++++ Material provided ++++

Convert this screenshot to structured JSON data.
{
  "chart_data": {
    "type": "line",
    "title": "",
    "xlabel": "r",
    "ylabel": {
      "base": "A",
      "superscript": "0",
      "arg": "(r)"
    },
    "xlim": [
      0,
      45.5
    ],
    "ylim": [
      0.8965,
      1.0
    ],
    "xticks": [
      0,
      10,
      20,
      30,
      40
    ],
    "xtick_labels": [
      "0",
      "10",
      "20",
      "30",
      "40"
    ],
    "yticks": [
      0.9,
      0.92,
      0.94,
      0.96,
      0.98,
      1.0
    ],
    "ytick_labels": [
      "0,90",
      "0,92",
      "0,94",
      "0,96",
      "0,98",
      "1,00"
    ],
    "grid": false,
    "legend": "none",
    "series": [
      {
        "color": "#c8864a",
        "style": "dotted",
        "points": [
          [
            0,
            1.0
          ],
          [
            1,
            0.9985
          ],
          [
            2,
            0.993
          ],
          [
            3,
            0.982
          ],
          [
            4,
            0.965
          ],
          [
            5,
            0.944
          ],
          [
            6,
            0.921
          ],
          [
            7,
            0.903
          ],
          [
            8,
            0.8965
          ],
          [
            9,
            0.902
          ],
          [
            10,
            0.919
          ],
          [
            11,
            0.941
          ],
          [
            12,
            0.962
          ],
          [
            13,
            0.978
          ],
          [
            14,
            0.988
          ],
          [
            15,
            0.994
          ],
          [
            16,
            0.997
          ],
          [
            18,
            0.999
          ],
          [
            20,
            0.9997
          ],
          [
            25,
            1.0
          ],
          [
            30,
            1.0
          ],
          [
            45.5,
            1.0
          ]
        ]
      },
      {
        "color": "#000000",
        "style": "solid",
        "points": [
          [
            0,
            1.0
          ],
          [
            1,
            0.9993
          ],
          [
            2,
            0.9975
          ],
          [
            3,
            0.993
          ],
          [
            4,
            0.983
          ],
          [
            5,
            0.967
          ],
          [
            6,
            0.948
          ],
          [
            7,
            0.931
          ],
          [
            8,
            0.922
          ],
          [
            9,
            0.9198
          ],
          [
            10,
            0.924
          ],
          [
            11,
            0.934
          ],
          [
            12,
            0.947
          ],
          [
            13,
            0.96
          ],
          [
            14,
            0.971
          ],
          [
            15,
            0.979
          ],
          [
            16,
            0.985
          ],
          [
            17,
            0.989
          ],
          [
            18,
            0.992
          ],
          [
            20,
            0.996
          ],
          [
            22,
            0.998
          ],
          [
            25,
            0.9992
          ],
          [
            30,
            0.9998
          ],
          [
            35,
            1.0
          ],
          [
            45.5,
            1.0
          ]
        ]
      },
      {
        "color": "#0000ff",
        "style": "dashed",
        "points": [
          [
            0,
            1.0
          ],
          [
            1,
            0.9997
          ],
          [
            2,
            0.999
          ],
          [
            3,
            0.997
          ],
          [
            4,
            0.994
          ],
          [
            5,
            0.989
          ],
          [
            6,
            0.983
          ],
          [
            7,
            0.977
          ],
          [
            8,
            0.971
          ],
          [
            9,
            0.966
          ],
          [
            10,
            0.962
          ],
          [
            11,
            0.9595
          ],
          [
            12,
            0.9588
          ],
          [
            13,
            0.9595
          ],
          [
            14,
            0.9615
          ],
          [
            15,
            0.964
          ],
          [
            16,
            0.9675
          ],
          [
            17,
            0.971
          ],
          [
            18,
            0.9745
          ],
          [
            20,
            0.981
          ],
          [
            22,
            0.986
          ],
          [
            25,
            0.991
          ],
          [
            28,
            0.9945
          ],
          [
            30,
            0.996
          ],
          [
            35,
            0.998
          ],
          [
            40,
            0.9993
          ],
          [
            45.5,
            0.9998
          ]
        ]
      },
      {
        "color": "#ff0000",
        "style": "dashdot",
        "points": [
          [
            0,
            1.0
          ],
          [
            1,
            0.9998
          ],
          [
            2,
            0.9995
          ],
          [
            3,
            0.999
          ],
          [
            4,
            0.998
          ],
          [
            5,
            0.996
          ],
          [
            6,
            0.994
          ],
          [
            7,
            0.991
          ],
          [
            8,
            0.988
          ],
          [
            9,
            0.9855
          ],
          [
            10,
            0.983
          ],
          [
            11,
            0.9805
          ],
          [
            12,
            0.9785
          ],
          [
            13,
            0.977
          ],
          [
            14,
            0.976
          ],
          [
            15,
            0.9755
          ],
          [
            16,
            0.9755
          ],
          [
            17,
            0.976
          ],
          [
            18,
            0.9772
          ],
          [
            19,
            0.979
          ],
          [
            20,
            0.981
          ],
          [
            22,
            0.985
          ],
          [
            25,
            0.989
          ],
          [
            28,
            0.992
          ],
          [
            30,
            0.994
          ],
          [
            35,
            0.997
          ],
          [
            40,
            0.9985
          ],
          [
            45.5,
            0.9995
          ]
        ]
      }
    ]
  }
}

++++

Select every line in the records above that contains the word "color".

- Reply to the task -
        "color": "#c8864a",
        "color": "#000000",
        "color": "#0000ff",
        "color": "#ff0000",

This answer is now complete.